## Start DATA LINES

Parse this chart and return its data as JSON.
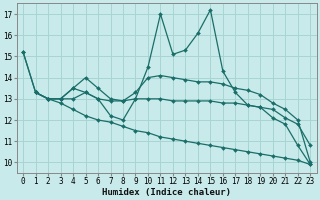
{
  "xlabel": "Humidex (Indice chaleur)",
  "ylabel": "",
  "bg_color": "#c8eaea",
  "grid_color": "#a8d4d2",
  "line_color": "#1a6e6a",
  "xlim": [
    -0.5,
    23.5
  ],
  "ylim": [
    9.5,
    17.5
  ],
  "yticks": [
    10,
    11,
    12,
    13,
    14,
    15,
    16,
    17
  ],
  "xticks": [
    0,
    1,
    2,
    3,
    4,
    5,
    6,
    7,
    8,
    9,
    10,
    11,
    12,
    13,
    14,
    15,
    16,
    17,
    18,
    19,
    20,
    21,
    22,
    23
  ],
  "lines": [
    {
      "x": [
        0,
        1,
        2,
        3,
        4,
        5,
        6,
        7,
        8,
        9,
        10,
        11,
        12,
        13,
        14,
        15,
        16,
        17,
        18,
        19,
        20,
        21,
        22,
        23
      ],
      "y": [
        15.2,
        13.3,
        13.0,
        13.0,
        13.5,
        13.3,
        13.0,
        12.2,
        12.0,
        13.0,
        14.5,
        17.0,
        15.1,
        15.3,
        16.1,
        17.2,
        14.3,
        13.3,
        12.7,
        12.6,
        12.1,
        11.8,
        10.8,
        9.9
      ]
    },
    {
      "x": [
        1,
        2,
        3,
        4,
        5,
        6,
        7,
        8,
        9,
        10,
        11,
        12,
        13,
        14,
        15,
        16,
        17,
        18,
        19,
        20,
        21,
        22,
        23
      ],
      "y": [
        13.3,
        13.0,
        13.0,
        13.5,
        14.0,
        13.5,
        13.0,
        12.9,
        13.3,
        14.0,
        14.1,
        14.0,
        13.9,
        13.8,
        13.8,
        13.7,
        13.5,
        13.4,
        13.2,
        12.8,
        12.5,
        12.0,
        10.0
      ]
    },
    {
      "x": [
        1,
        2,
        3,
        4,
        5,
        6,
        7,
        8,
        9,
        10,
        11,
        12,
        13,
        14,
        15,
        16,
        17,
        18,
        19,
        20,
        21,
        22,
        23
      ],
      "y": [
        13.3,
        13.0,
        13.0,
        13.0,
        13.3,
        13.0,
        12.9,
        12.9,
        13.0,
        13.0,
        13.0,
        12.9,
        12.9,
        12.9,
        12.9,
        12.8,
        12.8,
        12.7,
        12.6,
        12.5,
        12.1,
        11.8,
        10.8
      ]
    },
    {
      "x": [
        0,
        1,
        2,
        3,
        4,
        5,
        6,
        7,
        8,
        9,
        10,
        11,
        12,
        13,
        14,
        15,
        16,
        17,
        18,
        19,
        20,
        21,
        22,
        23
      ],
      "y": [
        15.2,
        13.3,
        13.0,
        12.8,
        12.5,
        12.2,
        12.0,
        11.9,
        11.7,
        11.5,
        11.4,
        11.2,
        11.1,
        11.0,
        10.9,
        10.8,
        10.7,
        10.6,
        10.5,
        10.4,
        10.3,
        10.2,
        10.1,
        9.9
      ]
    }
  ]
}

## End DATA LINES

### AIM OF THE EXERCISE
Output every entry verbatim. Pictures do not belong in the copy.

### RESULT OF THIS EXERCISE
Parse this chart and return its data as JSON.
{
  "xlabel": "Humidex (Indice chaleur)",
  "ylabel": "",
  "bg_color": "#c8eaea",
  "grid_color": "#a8d4d2",
  "line_color": "#1a6e6a",
  "xlim": [
    -0.5,
    23.5
  ],
  "ylim": [
    9.5,
    17.5
  ],
  "yticks": [
    10,
    11,
    12,
    13,
    14,
    15,
    16,
    17
  ],
  "xticks": [
    0,
    1,
    2,
    3,
    4,
    5,
    6,
    7,
    8,
    9,
    10,
    11,
    12,
    13,
    14,
    15,
    16,
    17,
    18,
    19,
    20,
    21,
    22,
    23
  ],
  "lines": [
    {
      "x": [
        0,
        1,
        2,
        3,
        4,
        5,
        6,
        7,
        8,
        9,
        10,
        11,
        12,
        13,
        14,
        15,
        16,
        17,
        18,
        19,
        20,
        21,
        22,
        23
      ],
      "y": [
        15.2,
        13.3,
        13.0,
        13.0,
        13.5,
        13.3,
        13.0,
        12.2,
        12.0,
        13.0,
        14.5,
        17.0,
        15.1,
        15.3,
        16.1,
        17.2,
        14.3,
        13.3,
        12.7,
        12.6,
        12.1,
        11.8,
        10.8,
        9.9
      ]
    },
    {
      "x": [
        1,
        2,
        3,
        4,
        5,
        6,
        7,
        8,
        9,
        10,
        11,
        12,
        13,
        14,
        15,
        16,
        17,
        18,
        19,
        20,
        21,
        22,
        23
      ],
      "y": [
        13.3,
        13.0,
        13.0,
        13.5,
        14.0,
        13.5,
        13.0,
        12.9,
        13.3,
        14.0,
        14.1,
        14.0,
        13.9,
        13.8,
        13.8,
        13.7,
        13.5,
        13.4,
        13.2,
        12.8,
        12.5,
        12.0,
        10.0
      ]
    },
    {
      "x": [
        1,
        2,
        3,
        4,
        5,
        6,
        7,
        8,
        9,
        10,
        11,
        12,
        13,
        14,
        15,
        16,
        17,
        18,
        19,
        20,
        21,
        22,
        23
      ],
      "y": [
        13.3,
        13.0,
        13.0,
        13.0,
        13.3,
        13.0,
        12.9,
        12.9,
        13.0,
        13.0,
        13.0,
        12.9,
        12.9,
        12.9,
        12.9,
        12.8,
        12.8,
        12.7,
        12.6,
        12.5,
        12.1,
        11.8,
        10.8
      ]
    },
    {
      "x": [
        0,
        1,
        2,
        3,
        4,
        5,
        6,
        7,
        8,
        9,
        10,
        11,
        12,
        13,
        14,
        15,
        16,
        17,
        18,
        19,
        20,
        21,
        22,
        23
      ],
      "y": [
        15.2,
        13.3,
        13.0,
        12.8,
        12.5,
        12.2,
        12.0,
        11.9,
        11.7,
        11.5,
        11.4,
        11.2,
        11.1,
        11.0,
        10.9,
        10.8,
        10.7,
        10.6,
        10.5,
        10.4,
        10.3,
        10.2,
        10.1,
        9.9
      ]
    }
  ]
}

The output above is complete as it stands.